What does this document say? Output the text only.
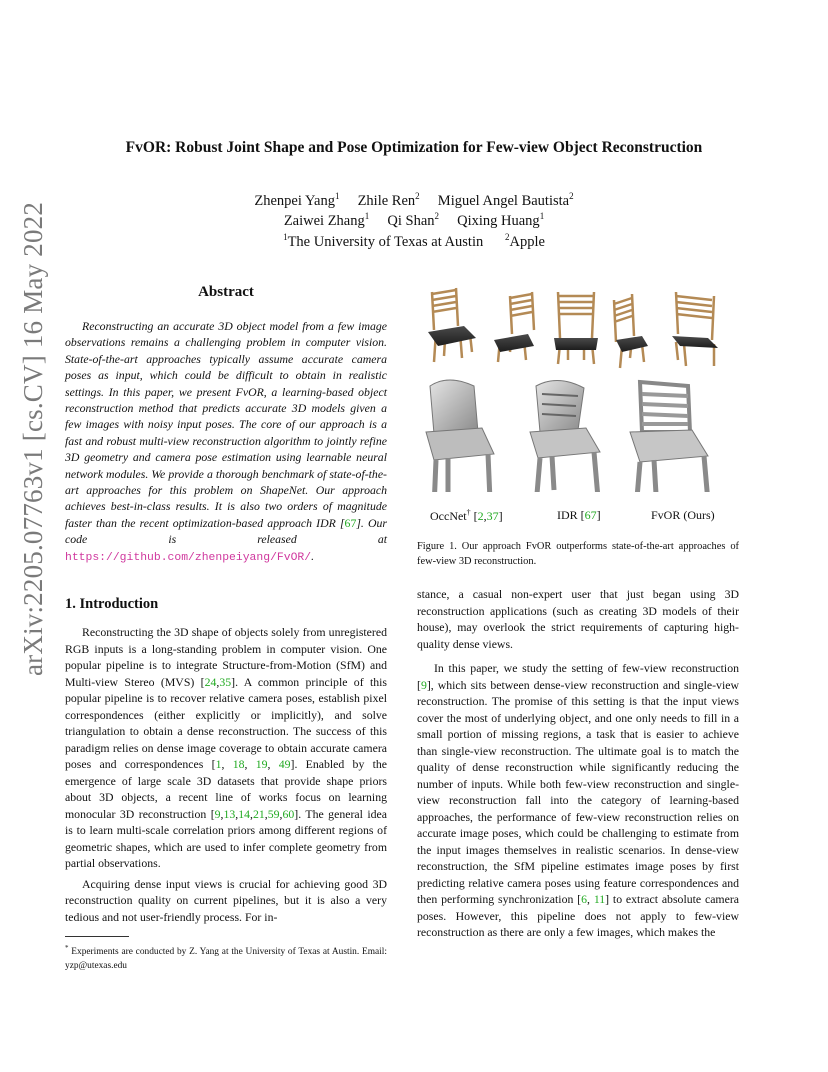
arXiv:2205.07763v1 [cs.CV] 16 May 2022
FvOR: Robust Joint Shape and Pose Optimization for Few-view Object Reconstruction
Zhenpei Yang$^1$ Zhile Ren$^2$ Miguel Angel Bautista$^2$
Zaiwei Zhang$^1$ Qi Shan$^2$ Qixing Huang$^1$
$^1$The University of Texas at Austin $^2$Apple
Abstract
Reconstructing an accurate 3D object model from a few image observations remains a challenging problem in computer vision. State-of-the-art approaches typically assume accurate camera poses as input, which could be difficult to obtain in realistic settings. In this paper, we present FvOR, a learning-based object reconstruction method that predicts accurate 3D models given a few images with noisy input poses. The core of our approach is a fast and robust multi-view reconstruction algorithm to jointly refine 3D geometry and camera pose estimation using learnable neural network modules. We provide a thorough benchmark of state-of-the-art approaches for this problem on ShapeNet. Our approach achieves best-in-class results. It is also two orders of magnitude faster than the recent optimization-based approach IDR [67]. Our code is released at https://github.com/zhenpeiyang/FvOR/.
OccNet† [2,37]	IDR [67]	FvOR (Ours)
Figure 1. Our approach FvOR outperforms state-of-the-art approaches of few-view 3D reconstruction.
1. Introduction

Reconstructing the 3D shape of objects solely from unregistered RGB inputs is a long-standing problem in computer vision. One popular pipeline is to integrate Structure-from-Motion (SfM) and Multi-view Stereo (MVS) [24,35]. A common principle of this popular pipeline is to recover relative camera poses, establish pixel correspondences (either explicitly or implicitly), and solve triangulation to obtain a dense reconstruction. The success of this paradigm relies on dense image coverage to obtain accurate camera poses and correspondences [1, 18, 19, 49]. Enabled by the emergence of large scale 3D datasets that provide shape priors about 3D objects, a recent line of works focus on learning monocular 3D reconstruction [9,13,14,21,59,60]. The general idea is to learn multi-scale correlation priors among different regions of geometric shapes, which are used to infer complete geometry from partial observations.

Acquiring dense input views is crucial for achieving good 3D reconstruction quality on current pipelines, but it is also a very tedious and not user-friendly process. For in-

* Experiments are conducted by Z. Yang at the University of Texas at Austin. Email: yzp@utexas.edu

stance, a casual non-expert user that just began using 3D reconstruction applications (such as creating 3D models of their house), may overlook the strict requirements of capturing high-quality dense views.

In this paper, we study the setting of few-view reconstruction [9], which sits between dense-view reconstruction and single-view reconstruction. The promise of this setting is that the input views cover the most of underlying object, and one only needs to fill in a small portion of missing regions, a task that is easier to achieve than single-view reconstruction. The ultimate goal is to match the quality of dense reconstruction while significantly reducing the number of inputs. While both few-view reconstruction and single-view reconstruction fall into the category of learning-based approaches, the performance of few-view reconstruction relies on accurate image poses, which could be challenging to estimate from the input images themselves in realistic scenarios. In dense-view reconstruction, the SfM pipeline estimates image poses by first predicting relative camera poses using feature correspondences and then performing synchronization [6, 11] to extract absolute camera poses. However, this pipeline does not apply to few-view reconstruction as there are only a few images, which makes the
_ _ _
Goal of the exercise: Among the records above, find each line holding the string "user" and pull it out.

Output of the exercise:
Acquiring dense input views is crucial for achieving good 3D reconstruction quality on current pipelines, but it is also a very tedious and not user-friendly process. For in-
stance, a casual non-expert user that just began using 3D reconstruction applications (such as creating 3D models of their house), may overlook the strict requirements of capturing high-quality dense views.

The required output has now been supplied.